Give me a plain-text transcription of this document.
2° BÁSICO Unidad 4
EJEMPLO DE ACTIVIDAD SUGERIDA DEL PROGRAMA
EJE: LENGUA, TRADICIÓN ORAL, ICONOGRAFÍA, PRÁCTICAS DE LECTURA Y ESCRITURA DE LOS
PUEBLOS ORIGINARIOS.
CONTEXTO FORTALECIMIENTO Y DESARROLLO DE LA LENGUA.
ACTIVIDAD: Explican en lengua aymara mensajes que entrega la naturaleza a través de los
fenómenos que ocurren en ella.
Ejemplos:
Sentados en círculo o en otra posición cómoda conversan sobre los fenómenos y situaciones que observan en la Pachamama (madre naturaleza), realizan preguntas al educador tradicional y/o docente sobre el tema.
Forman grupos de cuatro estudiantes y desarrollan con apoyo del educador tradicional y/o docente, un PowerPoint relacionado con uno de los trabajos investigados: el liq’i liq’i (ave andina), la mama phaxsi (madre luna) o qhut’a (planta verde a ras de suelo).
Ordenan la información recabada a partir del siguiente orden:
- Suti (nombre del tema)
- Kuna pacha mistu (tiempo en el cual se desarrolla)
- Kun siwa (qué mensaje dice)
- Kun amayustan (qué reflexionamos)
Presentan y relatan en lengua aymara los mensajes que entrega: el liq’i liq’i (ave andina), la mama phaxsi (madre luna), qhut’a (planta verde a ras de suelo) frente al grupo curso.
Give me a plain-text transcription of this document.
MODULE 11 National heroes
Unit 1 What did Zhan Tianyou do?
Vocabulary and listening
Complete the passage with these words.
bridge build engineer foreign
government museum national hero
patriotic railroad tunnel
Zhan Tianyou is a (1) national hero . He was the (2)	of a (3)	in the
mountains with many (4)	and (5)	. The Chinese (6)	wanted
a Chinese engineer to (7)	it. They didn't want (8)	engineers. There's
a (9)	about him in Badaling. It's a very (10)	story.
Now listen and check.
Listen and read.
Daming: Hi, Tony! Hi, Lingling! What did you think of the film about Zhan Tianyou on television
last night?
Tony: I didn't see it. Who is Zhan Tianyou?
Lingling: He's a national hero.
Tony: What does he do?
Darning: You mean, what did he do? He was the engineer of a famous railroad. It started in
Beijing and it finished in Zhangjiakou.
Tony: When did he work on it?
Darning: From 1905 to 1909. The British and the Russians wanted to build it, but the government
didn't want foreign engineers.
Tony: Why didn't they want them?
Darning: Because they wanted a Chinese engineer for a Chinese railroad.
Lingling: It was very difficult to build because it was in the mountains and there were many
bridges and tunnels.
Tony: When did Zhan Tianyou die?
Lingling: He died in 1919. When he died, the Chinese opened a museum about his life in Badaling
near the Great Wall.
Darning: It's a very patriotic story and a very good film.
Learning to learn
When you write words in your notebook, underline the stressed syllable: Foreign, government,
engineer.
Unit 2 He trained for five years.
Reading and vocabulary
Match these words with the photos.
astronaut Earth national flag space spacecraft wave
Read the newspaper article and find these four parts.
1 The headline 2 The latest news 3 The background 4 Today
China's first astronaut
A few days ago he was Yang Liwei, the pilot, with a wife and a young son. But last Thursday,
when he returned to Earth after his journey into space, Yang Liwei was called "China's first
++++++++
**Brief:** Filter the data, keeping only the lines that contain "Yang".

**Correct result:**
A few days ago he was Yang Liwei, the pilot, with a wife and a young son. But last Thursday,
when he returned to Earth after his journey into space, Yang Liwei was called "China's first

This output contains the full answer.